§ **DIRECTIONS**: Check every line below for the word "Muthia" and show those that hold it.

§ **DATA SHOWN**:
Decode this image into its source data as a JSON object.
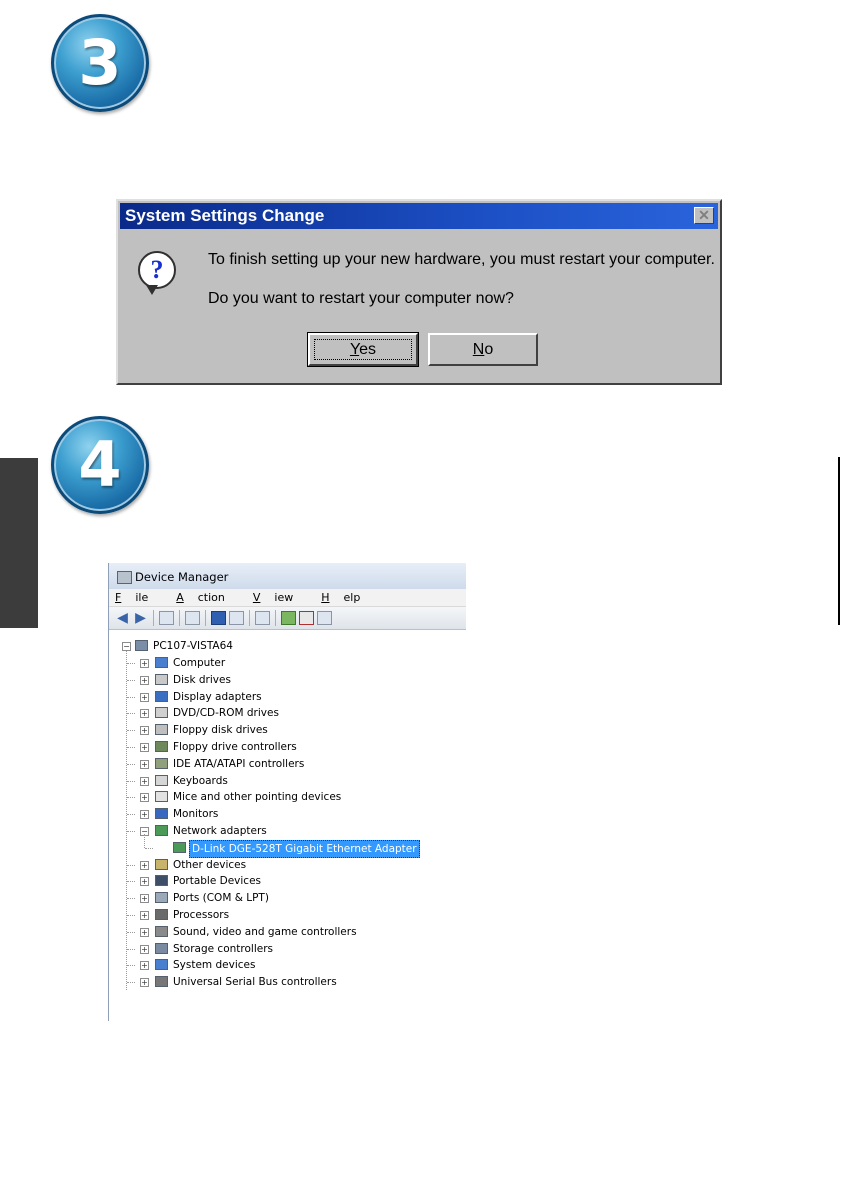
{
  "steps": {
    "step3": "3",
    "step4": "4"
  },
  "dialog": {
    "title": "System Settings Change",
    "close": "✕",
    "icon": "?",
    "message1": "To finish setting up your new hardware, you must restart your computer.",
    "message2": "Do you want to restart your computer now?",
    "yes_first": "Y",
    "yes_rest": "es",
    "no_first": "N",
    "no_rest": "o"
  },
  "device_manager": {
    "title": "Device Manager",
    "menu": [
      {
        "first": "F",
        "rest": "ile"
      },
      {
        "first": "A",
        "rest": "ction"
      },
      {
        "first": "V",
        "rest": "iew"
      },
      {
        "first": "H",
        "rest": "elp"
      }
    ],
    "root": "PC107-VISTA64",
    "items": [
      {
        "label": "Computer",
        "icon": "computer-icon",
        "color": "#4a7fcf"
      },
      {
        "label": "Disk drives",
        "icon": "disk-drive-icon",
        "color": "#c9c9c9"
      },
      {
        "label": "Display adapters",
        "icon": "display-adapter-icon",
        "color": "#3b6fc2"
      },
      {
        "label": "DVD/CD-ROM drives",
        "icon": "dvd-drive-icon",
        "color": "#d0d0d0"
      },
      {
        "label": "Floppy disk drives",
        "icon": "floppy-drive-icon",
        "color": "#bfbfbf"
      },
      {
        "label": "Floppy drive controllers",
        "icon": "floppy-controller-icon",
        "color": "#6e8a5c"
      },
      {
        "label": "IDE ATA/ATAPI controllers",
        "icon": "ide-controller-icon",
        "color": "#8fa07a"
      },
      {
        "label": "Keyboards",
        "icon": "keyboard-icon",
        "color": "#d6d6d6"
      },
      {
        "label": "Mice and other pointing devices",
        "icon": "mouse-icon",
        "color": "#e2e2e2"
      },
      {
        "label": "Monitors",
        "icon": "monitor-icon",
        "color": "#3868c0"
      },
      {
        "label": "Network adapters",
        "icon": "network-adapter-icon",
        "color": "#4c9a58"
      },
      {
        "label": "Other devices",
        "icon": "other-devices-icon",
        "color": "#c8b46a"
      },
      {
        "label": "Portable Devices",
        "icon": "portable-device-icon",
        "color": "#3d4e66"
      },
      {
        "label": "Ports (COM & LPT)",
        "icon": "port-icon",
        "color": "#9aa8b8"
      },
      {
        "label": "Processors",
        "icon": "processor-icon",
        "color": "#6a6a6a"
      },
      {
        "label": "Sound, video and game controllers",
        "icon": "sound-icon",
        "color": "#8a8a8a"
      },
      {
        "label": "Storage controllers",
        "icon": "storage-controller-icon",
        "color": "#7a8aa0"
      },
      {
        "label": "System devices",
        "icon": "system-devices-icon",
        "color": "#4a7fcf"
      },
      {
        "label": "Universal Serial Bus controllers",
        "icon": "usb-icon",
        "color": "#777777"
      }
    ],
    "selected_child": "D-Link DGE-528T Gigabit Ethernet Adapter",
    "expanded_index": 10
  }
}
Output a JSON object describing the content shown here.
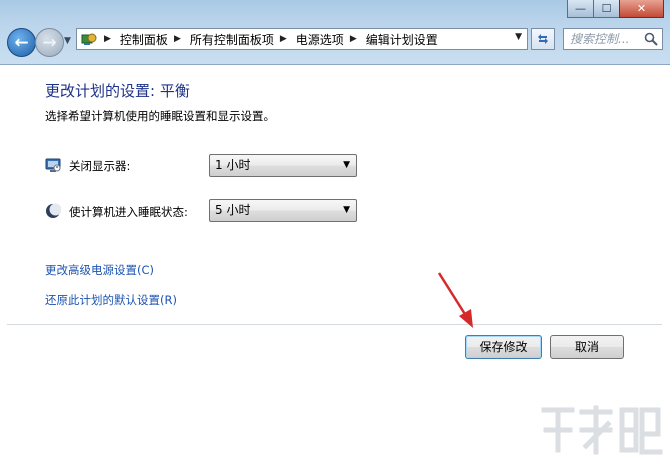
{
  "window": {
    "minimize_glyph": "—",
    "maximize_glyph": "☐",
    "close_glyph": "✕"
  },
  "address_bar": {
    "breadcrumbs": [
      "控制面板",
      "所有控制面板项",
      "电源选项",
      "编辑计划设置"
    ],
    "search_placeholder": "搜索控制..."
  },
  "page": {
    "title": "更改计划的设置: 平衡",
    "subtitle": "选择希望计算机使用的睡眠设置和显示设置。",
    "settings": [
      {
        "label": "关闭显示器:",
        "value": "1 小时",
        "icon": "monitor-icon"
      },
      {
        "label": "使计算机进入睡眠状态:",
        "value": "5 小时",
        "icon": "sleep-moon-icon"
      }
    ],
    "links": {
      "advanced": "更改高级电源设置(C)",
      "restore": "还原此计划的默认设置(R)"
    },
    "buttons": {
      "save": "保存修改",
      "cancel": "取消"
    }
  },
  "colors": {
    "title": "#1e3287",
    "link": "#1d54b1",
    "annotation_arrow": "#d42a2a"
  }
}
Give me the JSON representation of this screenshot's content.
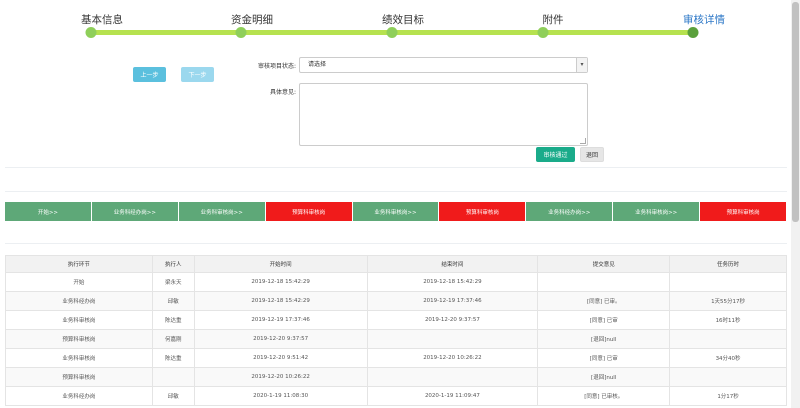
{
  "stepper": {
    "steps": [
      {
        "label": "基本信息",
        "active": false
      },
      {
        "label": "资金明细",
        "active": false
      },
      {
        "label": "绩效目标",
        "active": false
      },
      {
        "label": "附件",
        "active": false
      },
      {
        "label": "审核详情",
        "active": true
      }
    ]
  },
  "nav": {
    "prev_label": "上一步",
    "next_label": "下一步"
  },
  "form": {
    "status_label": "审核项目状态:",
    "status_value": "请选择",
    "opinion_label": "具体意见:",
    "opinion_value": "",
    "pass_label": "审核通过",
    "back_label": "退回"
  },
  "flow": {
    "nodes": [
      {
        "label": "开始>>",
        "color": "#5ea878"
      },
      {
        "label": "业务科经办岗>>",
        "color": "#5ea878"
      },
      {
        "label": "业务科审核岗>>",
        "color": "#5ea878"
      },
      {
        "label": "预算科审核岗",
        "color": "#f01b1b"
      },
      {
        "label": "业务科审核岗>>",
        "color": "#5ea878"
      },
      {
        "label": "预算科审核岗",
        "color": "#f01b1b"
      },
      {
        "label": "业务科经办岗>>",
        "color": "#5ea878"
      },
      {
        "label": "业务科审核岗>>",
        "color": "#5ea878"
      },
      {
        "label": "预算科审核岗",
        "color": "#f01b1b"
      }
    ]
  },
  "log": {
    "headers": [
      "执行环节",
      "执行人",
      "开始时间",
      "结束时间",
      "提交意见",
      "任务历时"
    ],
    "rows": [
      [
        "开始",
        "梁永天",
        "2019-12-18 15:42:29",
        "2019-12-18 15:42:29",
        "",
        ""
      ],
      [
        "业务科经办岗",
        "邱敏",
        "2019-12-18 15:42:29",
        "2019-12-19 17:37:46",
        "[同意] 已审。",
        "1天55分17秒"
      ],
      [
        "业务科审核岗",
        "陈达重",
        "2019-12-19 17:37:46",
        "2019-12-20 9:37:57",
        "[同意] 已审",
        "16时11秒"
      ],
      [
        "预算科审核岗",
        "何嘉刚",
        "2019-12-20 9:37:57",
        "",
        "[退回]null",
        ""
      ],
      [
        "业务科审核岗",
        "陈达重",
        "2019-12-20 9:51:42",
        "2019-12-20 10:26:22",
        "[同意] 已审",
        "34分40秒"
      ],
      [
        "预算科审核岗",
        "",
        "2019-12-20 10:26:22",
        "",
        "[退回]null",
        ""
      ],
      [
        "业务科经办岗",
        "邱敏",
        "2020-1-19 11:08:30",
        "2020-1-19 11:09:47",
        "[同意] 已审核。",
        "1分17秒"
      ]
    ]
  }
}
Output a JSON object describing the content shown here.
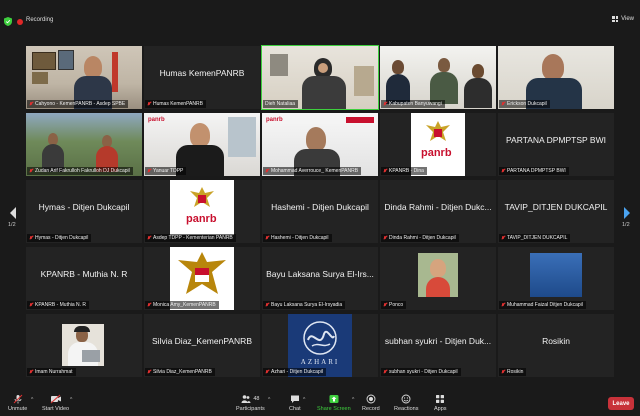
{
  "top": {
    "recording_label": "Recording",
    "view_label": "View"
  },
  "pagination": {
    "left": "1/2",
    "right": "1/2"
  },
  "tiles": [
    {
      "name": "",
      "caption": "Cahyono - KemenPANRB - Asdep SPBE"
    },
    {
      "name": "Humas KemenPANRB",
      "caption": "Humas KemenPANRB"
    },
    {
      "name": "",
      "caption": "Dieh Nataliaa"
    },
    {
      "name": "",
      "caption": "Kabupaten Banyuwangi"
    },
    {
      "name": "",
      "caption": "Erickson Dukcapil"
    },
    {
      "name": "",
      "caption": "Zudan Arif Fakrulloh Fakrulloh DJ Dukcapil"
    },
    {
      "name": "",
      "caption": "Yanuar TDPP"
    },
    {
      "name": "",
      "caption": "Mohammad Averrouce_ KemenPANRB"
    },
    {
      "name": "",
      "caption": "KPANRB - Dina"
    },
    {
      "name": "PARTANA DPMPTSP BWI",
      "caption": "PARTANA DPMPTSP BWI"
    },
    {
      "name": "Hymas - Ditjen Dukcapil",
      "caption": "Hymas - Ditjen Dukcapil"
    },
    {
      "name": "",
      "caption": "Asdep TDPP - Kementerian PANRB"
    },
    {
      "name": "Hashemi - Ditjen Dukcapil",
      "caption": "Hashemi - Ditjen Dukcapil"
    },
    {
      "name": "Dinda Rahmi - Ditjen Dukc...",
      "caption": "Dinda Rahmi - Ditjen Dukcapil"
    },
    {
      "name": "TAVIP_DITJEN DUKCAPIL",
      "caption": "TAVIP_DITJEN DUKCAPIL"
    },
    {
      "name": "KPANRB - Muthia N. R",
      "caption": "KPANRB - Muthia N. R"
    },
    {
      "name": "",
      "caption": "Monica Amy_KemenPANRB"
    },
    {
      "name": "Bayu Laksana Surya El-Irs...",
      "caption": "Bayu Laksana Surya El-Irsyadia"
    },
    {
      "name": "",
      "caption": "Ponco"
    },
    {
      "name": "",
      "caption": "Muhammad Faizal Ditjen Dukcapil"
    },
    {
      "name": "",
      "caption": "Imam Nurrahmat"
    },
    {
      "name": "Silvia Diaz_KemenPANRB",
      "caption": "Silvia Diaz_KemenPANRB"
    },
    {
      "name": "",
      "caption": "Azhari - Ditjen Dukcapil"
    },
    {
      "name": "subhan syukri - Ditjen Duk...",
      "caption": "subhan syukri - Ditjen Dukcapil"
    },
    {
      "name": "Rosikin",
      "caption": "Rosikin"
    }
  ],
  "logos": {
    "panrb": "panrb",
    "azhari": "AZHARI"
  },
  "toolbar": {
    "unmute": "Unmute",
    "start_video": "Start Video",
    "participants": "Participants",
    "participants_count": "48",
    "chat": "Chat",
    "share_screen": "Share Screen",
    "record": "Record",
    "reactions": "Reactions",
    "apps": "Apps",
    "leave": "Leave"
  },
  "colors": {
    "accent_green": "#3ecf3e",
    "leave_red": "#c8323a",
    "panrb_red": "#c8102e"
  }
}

§ **REPLY**:
      "name": "KPANRB - Muthia N. R",
      "caption": "KPANRB - Muthia N. R"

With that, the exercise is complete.